Do this
State only the count of lines in the listing below that hold "document".

Provided records
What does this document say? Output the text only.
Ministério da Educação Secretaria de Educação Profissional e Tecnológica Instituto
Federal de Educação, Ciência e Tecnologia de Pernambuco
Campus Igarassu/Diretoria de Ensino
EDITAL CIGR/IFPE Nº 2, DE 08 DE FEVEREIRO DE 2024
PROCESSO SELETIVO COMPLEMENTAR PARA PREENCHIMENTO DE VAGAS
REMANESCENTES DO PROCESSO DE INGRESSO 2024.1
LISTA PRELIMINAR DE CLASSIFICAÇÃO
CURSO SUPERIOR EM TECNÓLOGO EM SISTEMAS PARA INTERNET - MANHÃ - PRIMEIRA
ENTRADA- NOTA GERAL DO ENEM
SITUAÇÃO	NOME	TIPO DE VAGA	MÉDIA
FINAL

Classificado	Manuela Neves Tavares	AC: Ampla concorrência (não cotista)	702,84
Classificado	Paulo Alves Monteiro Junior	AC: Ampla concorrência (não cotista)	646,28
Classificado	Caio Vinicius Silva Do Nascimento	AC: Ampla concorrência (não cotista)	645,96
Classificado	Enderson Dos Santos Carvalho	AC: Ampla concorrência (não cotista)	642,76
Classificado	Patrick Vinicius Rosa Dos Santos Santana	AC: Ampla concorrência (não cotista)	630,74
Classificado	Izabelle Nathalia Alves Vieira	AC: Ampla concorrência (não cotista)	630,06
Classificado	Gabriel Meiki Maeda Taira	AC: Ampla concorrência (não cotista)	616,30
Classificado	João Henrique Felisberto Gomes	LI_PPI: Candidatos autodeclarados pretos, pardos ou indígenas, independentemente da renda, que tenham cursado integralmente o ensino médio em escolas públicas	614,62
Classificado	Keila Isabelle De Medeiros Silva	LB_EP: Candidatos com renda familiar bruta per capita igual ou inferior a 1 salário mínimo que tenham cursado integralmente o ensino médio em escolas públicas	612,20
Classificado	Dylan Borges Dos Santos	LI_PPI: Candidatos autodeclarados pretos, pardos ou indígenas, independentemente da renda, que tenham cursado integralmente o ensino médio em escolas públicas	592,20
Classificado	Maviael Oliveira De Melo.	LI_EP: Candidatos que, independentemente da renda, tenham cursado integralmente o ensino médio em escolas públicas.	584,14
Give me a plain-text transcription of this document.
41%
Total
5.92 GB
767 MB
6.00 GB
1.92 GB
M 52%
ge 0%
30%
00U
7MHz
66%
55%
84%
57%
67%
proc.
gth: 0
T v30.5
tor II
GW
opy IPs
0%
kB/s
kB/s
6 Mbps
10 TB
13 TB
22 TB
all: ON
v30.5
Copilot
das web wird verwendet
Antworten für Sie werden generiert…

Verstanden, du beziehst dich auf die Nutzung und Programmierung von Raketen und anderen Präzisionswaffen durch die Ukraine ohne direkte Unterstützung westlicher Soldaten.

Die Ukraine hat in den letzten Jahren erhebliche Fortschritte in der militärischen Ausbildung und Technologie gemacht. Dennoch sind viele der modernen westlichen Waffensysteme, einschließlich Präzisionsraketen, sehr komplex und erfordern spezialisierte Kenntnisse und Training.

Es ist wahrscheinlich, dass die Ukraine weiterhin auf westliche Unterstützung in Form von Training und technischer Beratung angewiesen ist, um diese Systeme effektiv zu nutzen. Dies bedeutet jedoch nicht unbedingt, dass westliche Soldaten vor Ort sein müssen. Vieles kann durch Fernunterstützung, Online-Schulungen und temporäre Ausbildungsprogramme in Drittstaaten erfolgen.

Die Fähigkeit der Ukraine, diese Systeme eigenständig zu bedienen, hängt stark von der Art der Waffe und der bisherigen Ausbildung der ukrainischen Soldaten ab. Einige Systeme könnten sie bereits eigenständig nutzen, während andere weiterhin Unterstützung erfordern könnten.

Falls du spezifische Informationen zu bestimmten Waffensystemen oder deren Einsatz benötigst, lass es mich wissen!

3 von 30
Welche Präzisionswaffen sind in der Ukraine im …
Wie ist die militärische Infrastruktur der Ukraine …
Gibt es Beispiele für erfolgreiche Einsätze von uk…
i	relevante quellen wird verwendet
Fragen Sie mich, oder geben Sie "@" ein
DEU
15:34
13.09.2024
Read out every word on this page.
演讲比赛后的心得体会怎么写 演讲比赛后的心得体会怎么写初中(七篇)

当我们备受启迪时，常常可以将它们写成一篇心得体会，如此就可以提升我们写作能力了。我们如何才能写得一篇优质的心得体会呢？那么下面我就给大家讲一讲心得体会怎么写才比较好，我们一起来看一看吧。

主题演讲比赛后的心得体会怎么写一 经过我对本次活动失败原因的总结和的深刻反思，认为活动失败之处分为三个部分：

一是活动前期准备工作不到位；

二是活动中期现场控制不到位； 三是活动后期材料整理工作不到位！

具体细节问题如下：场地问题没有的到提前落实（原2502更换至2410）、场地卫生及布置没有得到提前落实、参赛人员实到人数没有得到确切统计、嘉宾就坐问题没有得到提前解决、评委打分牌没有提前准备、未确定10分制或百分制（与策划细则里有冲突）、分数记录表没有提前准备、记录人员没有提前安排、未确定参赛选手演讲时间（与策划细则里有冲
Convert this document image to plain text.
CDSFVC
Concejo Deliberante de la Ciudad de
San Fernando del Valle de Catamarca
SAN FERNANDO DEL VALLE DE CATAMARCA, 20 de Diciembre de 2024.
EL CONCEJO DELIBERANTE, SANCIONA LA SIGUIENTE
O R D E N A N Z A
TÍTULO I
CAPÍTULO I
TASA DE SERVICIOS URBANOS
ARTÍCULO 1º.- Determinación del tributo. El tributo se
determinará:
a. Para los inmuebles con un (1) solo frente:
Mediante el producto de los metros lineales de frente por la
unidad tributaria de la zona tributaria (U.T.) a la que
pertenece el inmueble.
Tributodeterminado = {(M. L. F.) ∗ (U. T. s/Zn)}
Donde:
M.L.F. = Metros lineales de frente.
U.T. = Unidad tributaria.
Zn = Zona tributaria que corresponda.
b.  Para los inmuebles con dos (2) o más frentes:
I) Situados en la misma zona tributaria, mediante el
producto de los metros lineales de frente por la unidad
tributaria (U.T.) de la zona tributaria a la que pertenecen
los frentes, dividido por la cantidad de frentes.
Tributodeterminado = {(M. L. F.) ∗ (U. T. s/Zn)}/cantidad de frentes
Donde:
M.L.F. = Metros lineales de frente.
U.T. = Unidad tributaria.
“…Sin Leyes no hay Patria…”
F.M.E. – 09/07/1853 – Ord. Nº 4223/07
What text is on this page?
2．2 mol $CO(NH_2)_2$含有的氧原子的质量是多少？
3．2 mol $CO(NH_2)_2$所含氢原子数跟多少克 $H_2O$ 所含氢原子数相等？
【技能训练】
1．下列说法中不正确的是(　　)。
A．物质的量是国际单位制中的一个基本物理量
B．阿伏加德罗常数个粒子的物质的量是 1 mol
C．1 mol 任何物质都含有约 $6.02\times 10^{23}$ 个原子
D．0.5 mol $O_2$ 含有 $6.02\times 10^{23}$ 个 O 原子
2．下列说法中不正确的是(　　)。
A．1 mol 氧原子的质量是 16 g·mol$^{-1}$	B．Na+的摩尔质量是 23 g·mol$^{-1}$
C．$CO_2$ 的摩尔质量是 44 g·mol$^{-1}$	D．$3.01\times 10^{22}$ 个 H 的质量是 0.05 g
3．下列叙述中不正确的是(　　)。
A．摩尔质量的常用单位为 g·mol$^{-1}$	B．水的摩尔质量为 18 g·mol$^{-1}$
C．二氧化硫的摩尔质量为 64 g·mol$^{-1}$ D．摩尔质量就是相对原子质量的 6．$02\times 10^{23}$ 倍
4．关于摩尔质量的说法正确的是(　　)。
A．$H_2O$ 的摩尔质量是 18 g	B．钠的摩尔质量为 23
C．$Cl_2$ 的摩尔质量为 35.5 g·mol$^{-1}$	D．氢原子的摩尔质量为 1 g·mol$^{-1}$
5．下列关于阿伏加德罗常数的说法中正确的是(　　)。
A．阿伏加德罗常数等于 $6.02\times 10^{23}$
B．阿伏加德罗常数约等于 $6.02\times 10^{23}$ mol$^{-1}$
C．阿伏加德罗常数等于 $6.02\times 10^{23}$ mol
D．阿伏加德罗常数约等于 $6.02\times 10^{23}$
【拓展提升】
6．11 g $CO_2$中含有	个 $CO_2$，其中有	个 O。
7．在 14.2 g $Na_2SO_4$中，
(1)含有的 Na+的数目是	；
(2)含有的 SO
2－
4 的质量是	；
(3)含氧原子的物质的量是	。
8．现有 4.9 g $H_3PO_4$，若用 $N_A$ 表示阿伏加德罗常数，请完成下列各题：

Worked answer
3